= Records shown =

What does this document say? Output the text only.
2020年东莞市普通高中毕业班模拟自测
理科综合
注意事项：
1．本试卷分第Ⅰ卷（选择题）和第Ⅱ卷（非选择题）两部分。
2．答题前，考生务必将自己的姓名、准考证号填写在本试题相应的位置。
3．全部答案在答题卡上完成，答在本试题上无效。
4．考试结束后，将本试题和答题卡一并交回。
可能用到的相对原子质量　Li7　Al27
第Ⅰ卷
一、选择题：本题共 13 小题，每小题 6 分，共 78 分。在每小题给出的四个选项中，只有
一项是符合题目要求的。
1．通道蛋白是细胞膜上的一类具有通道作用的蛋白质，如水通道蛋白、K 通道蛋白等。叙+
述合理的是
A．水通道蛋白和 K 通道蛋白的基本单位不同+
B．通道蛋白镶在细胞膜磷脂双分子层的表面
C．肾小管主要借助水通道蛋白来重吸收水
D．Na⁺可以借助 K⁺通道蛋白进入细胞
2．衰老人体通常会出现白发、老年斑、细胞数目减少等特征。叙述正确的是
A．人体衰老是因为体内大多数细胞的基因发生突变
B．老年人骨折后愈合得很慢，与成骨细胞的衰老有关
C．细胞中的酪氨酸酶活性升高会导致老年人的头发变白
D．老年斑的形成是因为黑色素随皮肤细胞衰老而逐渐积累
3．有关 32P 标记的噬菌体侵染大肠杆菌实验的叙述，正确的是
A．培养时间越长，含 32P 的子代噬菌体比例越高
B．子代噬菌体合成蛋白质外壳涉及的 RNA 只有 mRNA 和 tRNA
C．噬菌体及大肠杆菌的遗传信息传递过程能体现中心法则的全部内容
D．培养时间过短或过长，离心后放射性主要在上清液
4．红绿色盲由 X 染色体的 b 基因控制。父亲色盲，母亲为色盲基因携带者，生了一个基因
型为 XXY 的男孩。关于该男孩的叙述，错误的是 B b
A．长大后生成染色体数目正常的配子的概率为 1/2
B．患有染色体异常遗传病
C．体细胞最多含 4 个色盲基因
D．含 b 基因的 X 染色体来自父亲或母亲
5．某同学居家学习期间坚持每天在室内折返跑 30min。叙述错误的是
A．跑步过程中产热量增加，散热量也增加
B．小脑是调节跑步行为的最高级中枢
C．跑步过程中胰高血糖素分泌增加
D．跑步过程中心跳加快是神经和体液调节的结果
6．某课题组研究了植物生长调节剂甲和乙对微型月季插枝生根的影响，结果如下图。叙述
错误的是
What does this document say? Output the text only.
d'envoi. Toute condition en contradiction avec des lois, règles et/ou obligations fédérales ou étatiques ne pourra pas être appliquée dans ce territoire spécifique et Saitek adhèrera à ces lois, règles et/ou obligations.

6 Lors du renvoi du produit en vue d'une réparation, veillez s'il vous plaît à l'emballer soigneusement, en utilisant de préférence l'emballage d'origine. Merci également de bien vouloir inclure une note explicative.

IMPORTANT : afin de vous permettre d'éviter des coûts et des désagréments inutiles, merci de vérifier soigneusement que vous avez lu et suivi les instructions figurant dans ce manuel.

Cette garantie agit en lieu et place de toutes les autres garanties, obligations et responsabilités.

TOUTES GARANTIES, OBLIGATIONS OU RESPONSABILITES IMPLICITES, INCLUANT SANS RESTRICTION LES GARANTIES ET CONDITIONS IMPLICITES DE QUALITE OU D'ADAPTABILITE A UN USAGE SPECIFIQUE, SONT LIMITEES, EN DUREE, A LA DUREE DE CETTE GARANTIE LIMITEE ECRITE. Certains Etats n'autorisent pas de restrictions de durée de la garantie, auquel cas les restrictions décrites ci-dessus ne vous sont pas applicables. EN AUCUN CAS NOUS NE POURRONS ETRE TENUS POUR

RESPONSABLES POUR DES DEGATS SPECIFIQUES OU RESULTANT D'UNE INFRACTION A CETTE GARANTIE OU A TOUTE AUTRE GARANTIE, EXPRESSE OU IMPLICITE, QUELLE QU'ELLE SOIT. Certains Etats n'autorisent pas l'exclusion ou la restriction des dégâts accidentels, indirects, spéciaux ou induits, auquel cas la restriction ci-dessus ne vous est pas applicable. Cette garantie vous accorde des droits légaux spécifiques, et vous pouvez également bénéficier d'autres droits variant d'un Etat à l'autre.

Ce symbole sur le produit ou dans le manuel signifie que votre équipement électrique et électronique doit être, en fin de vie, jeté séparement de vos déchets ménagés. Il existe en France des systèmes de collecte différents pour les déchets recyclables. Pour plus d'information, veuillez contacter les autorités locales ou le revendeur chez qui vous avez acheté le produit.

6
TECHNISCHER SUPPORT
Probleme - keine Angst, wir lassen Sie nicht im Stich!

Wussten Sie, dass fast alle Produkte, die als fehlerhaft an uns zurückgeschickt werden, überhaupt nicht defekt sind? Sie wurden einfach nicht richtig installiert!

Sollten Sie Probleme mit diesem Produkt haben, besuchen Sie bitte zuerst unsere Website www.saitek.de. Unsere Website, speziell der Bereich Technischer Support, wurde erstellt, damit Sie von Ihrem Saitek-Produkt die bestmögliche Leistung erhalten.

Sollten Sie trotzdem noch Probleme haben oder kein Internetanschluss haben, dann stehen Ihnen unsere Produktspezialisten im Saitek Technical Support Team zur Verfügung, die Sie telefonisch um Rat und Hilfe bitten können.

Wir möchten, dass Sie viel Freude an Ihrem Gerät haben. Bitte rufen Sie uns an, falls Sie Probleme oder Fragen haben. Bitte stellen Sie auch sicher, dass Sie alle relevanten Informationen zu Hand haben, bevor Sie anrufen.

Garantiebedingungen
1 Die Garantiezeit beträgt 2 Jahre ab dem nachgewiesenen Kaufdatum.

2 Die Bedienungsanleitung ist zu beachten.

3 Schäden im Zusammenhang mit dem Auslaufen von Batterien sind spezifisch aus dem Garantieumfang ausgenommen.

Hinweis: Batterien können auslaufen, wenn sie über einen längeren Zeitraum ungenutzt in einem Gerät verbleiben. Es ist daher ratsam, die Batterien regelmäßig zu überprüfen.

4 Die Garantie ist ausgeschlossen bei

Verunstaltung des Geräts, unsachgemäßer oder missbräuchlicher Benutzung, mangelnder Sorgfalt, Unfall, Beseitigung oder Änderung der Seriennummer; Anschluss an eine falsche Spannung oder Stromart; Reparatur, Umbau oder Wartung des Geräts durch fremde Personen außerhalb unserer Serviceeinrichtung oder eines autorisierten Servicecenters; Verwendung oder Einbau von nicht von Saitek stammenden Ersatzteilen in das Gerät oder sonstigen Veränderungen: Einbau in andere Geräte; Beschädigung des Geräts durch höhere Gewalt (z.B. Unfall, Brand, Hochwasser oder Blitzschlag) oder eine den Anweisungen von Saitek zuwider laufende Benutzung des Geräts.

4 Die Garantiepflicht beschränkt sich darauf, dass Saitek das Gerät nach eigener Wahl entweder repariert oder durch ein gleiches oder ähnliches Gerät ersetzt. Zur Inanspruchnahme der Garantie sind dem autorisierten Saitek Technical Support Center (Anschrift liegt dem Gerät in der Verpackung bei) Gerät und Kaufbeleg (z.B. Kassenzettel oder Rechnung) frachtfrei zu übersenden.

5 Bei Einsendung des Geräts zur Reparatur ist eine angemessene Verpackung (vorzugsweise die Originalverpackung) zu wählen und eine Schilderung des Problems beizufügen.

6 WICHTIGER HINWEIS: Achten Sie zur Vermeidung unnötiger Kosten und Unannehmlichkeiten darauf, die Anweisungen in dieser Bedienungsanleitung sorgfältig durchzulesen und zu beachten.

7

= Problem requirements =
Search the data above for "autorisent" and copy every line where it turns up.

= Solution to this task =
TOUTES GARANTIES, OBLIGATIONS OU RESPONSABILITES IMPLICITES, INCLUANT SANS RESTRICTION LES GARANTIES ET CONDITIONS IMPLICITES DE QUALITE OU D'ADAPTABILITE A UN USAGE SPECIFIQUE, SONT LIMITEES, EN DUREE, A LA DUREE DE CETTE GARANTIE LIMITEE ECRITE. Certains Etats n'autorisent pas de restrictions de durée de la garantie, auquel cas les restrictions décrites ci-dessus ne vous sont pas applicables. EN AUCUN CAS NOUS NE POURRONS ETRE TENUS POUR
RESPONSABLES POUR DES DEGATS SPECIFIQUES OU RESULTANT D'UNE INFRACTION A CETTE GARANTIE OU A TOUTE AUTRE GARANTIE, EXPRESSE OU IMPLICITE, QUELLE QU'ELLE SOIT. Certains Etats n'autorisent pas l'exclusion ou la restriction des dégâts accidentels, indirects, spéciaux ou induits, auquel cas la restriction ci-dessus ne vous est pas applicable. Cette garantie vous accorde des droits légaux spécifiques, et vous pouvez également bénéficier d'autres droits variant d'un Etat à l'autre.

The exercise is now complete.